** start PROVIDED RECORDS **

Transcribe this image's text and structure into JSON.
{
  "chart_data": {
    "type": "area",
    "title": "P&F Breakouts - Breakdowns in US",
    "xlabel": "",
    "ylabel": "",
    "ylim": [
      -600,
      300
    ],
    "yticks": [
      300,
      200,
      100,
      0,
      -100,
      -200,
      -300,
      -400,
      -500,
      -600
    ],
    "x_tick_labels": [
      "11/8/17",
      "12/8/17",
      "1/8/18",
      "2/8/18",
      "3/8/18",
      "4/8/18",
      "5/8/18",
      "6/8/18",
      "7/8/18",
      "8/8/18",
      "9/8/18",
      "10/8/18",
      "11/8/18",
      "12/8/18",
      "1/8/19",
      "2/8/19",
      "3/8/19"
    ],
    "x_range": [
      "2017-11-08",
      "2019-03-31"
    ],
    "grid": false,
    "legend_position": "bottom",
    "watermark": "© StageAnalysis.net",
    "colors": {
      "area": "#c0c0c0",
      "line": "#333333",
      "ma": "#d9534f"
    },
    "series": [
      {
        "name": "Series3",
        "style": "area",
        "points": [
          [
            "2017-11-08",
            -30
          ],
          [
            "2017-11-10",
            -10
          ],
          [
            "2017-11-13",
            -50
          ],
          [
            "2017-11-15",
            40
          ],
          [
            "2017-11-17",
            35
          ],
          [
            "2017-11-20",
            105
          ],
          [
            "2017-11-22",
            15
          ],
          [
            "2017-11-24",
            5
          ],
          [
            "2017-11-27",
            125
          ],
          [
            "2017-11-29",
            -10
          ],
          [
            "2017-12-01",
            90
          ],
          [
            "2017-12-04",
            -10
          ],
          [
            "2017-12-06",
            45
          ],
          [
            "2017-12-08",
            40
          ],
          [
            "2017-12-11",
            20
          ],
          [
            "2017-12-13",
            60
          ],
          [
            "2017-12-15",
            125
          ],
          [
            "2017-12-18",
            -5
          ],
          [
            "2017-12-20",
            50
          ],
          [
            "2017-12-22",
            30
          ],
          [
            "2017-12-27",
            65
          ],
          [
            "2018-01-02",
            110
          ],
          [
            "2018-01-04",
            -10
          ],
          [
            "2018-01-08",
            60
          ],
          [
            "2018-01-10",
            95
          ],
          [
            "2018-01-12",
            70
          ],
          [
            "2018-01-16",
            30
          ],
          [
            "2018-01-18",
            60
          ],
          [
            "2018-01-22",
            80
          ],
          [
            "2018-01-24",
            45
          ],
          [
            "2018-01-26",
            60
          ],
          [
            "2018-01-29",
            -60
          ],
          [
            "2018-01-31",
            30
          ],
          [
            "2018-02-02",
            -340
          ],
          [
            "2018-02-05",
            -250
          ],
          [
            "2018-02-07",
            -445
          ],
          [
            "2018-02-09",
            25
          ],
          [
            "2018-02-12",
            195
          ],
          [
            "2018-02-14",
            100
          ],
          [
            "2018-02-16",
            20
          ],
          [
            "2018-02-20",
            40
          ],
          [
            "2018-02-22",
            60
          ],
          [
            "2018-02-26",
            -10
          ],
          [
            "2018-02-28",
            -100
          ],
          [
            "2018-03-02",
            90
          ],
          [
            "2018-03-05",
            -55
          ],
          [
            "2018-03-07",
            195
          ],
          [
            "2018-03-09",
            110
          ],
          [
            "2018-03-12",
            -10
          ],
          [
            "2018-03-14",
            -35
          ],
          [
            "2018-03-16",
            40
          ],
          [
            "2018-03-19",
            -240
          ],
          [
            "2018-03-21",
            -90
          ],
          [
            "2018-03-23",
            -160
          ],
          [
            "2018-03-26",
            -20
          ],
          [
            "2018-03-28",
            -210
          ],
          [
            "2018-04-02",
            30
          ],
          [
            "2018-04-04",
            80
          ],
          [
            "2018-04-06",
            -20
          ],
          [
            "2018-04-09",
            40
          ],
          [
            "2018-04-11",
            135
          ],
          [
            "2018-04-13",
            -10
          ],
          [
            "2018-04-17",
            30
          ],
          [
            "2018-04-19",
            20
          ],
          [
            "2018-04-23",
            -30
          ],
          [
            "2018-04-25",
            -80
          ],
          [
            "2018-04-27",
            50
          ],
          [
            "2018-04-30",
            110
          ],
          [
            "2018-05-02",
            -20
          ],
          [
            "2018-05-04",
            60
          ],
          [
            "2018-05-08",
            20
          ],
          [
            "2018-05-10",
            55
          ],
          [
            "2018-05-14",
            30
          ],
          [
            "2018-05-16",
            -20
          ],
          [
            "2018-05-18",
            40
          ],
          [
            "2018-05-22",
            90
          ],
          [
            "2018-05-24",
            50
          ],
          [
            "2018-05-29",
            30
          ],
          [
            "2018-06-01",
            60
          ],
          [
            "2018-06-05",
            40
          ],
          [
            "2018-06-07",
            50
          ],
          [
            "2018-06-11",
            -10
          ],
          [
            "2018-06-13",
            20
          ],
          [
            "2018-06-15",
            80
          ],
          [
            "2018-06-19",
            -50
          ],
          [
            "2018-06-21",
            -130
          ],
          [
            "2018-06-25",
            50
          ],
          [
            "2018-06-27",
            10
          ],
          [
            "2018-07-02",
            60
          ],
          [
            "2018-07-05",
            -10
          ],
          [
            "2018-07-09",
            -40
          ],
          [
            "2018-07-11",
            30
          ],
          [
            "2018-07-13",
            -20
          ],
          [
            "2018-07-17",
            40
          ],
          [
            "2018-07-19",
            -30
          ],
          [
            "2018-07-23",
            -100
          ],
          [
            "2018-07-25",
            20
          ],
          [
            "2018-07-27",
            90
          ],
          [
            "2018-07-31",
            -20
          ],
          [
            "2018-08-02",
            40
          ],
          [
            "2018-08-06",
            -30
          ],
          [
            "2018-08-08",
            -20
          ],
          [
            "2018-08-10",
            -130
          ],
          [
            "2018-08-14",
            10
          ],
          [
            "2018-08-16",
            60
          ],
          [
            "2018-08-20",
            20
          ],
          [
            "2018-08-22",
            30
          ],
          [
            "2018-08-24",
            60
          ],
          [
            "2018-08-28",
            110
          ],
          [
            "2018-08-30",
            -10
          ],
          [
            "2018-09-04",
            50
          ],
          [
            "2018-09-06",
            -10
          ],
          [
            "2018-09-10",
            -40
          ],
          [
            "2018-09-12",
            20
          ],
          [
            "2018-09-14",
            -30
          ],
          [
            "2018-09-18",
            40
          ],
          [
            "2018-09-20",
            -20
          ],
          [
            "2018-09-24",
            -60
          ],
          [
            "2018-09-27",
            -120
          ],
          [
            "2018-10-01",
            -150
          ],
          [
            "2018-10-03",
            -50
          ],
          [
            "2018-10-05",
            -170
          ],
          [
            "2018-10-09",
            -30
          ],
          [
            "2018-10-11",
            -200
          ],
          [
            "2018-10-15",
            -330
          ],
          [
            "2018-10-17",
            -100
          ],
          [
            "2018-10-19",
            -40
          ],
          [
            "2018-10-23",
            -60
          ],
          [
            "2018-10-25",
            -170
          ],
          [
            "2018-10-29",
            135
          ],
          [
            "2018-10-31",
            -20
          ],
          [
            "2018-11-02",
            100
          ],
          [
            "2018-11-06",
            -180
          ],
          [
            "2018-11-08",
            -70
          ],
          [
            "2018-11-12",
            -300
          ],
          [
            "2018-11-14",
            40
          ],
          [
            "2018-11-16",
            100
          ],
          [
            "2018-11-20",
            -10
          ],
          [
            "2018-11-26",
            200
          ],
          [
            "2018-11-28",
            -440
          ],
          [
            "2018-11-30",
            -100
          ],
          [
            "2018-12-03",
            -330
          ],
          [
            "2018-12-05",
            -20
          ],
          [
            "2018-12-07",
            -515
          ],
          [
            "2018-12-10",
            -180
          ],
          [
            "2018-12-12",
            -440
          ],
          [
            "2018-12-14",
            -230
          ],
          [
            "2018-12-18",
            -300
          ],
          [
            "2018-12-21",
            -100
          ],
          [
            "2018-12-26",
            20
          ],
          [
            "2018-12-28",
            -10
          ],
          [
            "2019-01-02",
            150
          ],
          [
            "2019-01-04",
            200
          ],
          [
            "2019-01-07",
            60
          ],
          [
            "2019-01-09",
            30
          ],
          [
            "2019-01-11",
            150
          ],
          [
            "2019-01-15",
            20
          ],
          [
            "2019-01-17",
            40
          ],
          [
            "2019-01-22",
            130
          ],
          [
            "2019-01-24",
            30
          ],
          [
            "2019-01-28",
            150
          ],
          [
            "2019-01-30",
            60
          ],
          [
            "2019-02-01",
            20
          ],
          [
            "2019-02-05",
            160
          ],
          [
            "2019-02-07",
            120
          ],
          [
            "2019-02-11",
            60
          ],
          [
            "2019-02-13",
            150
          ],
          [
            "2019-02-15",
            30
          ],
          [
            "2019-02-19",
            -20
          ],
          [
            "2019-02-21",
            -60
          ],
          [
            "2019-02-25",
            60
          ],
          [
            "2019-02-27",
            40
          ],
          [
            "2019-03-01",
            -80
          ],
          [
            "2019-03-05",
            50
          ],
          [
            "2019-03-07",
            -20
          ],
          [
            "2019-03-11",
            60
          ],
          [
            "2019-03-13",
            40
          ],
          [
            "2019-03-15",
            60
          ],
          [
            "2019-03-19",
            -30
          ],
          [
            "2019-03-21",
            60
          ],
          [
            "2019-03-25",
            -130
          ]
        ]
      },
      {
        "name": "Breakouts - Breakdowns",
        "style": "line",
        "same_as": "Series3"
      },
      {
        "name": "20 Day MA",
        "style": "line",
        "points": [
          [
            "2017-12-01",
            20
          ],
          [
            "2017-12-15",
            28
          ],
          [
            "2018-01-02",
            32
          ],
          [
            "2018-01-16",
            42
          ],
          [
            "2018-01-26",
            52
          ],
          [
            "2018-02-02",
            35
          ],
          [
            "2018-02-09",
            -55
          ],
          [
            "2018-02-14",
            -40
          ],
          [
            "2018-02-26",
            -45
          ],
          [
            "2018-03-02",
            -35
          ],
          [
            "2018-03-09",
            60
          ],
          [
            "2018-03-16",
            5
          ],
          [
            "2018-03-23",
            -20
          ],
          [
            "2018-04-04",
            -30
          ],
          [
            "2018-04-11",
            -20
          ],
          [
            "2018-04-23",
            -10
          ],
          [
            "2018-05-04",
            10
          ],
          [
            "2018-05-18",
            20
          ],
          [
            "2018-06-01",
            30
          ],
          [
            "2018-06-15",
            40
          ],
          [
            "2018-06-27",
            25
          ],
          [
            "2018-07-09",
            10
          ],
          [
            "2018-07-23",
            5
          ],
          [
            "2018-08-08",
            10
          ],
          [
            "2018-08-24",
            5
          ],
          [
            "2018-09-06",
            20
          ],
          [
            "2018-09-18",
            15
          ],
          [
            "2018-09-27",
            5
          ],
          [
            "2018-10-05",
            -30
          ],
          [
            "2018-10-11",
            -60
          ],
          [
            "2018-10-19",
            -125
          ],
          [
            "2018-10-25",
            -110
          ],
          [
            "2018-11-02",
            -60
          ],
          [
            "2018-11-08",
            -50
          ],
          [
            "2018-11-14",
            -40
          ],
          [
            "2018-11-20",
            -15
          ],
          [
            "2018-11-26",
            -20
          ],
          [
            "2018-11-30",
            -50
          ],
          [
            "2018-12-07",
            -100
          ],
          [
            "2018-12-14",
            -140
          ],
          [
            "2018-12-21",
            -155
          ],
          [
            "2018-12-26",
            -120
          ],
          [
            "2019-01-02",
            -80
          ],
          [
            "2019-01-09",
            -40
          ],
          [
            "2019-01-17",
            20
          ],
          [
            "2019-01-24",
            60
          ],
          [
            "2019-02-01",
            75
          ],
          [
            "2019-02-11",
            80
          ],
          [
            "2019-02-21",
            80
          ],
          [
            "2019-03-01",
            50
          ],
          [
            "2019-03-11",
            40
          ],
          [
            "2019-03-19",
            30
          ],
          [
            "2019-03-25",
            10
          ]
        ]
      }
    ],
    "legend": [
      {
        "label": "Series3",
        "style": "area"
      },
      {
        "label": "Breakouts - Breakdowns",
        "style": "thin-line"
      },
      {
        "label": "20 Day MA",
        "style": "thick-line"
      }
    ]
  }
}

** end PROVIDED RECORDS **

▸ THE PROBLEM
Copy out each line of the records that holds the string "Breakdowns".

▸ PROBLEM SOLUTION
    "title": "P&F Breakouts - Breakdowns in US",
        "name": "Breakouts - Breakdowns",
        "label": "Breakouts - Breakdowns",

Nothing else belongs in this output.